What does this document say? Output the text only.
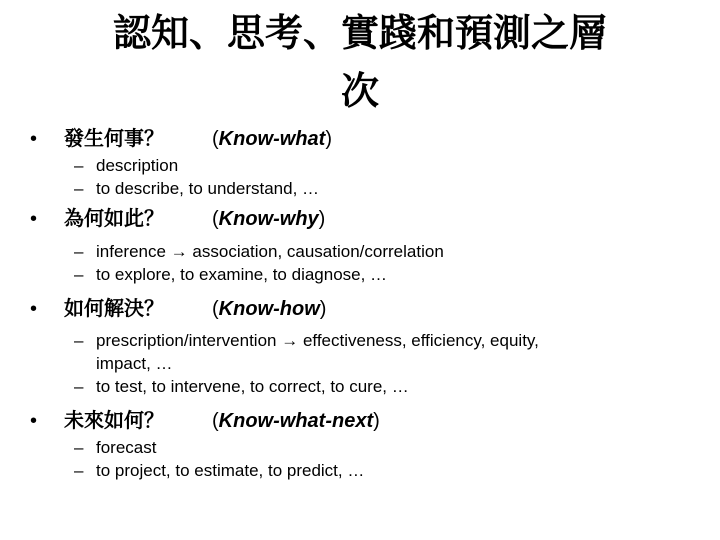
認知、思考、實踐和預測之層
次
• 發生何事？ (Know-what)
– description
– to describe, to understand, …
• 為何如此？ (Know-why)
– inference → association, causation/correlation
– to explore, to examine, to diagnose, …
• 如何解決？ (Know-how)
– prescription/intervention → effectiveness, efficiency, equity,
impact, …
– to test, to intervene, to correct, to cure, …
• 未來如何？ (Know-what-next)
– forecast
– to project, to estimate, to predict, …
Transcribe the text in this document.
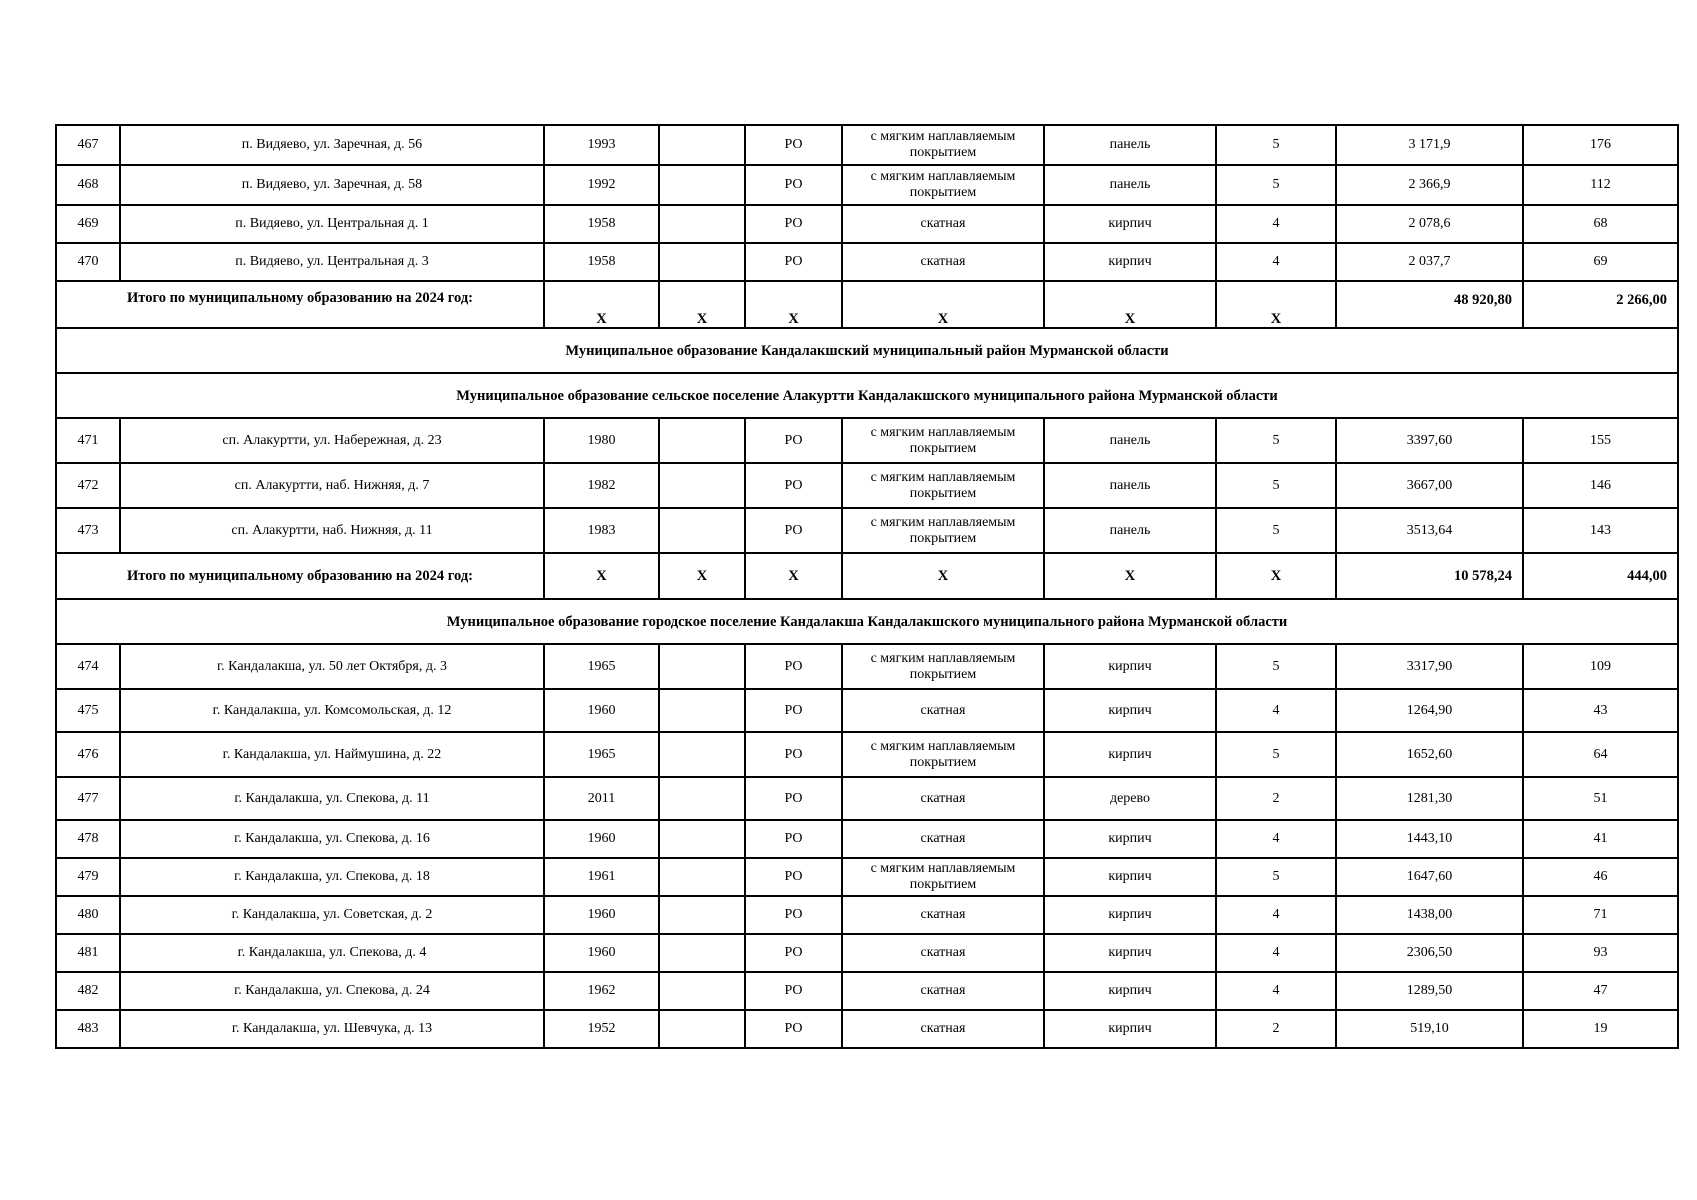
467	п. Видяево, ул. Заречная, д. 56	1993		РО	с мягким наплавляемым покрытием	панель	5	3 171,9	176
468	п. Видяево, ул. Заречная, д. 58	1992		РО	с мягким наплавляемым покрытием	панель	5	2 366,9	112
469	п. Видяево, ул. Центральная д. 1	1958		РО	скатная	кирпич	4	2 078,6	68
470	п. Видяево, ул. Центральная д. 3	1958		РО	скатная	кирпич	4	2 037,7	69
Итого по муниципальному образованию на 2024 год:		X	X	X	X	X	X	48 920,80	2 266,00
Муниципальное образование Кандалакшский муниципальный район Мурманской области									
Муниципальное образование сельское поселение Алакуртти Кандалакшского муниципального района Мурманской области									
471	сп. Алакуртти, ул. Набережная, д. 23	1980		РО	с мягким наплавляемым покрытием	панель	5	3397,60	155
472	сп. Алакуртти, наб. Нижняя, д. 7	1982		РО	с мягким наплавляемым покрытием	панель	5	3667,00	146
473	сп. Алакуртти, наб. Нижняя, д. 11	1983		РО	с мягким наплавляемым покрытием	панель	5	3513,64	143
Итого по муниципальному образованию на 2024 год:		X	X	X	X	X	X	10 578,24	444,00
Муниципальное образование городское поселение Кандалакша Кандалакшского муниципального района Мурманской области									
474	г. Кандалакша, ул. 50 лет Октября, д. 3	1965		РО	с мягким наплавляемым покрытием	кирпич	5	3317,90	109
475	г. Кандалакша, ул. Комсомольская, д. 12	1960		РО	скатная	кирпич	4	1264,90	43
476	г. Кандалакша, ул. Наймушина, д. 22	1965		РО	с мягким наплавляемым покрытием	кирпич	5	1652,60	64
477	г. Кандалакша, ул. Спекова, д. 11	2011		РО	скатная	дерево	2	1281,30	51
478	г. Кандалакша, ул. Спекова, д. 16	1960		РО	скатная	кирпич	4	1443,10	41
479	г. Кандалакша, ул. Спекова, д. 18	1961		РО	с мягким наплавляемым покрытием	кирпич	5	1647,60	46
480	г. Кандалакша, ул. Советская, д. 2	1960		РО	скатная	кирпич	4	1438,00	71
481	г. Кандалакша, ул. Спекова, д. 4	1960		РО	скатная	кирпич	4	2306,50	93
482	г. Кандалакша, ул. Спекова, д. 24	1962		РО	скатная	кирпич	4	1289,50	47
483	г. Кандалакша, ул. Шевчука, д. 13	1952		РО	скатная	кирпич	2	519,10	19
________________________
SHORT EXERCISE: List all lines in the material containing the string "муниципального".

THE RESPONSE:
Муниципальное образование сельское поселение Алакуртти Кандалакшского муниципального района Мурманской области									
Муниципальное образование городское поселение Кандалакша Кандалакшского муниципального района Мурманской области									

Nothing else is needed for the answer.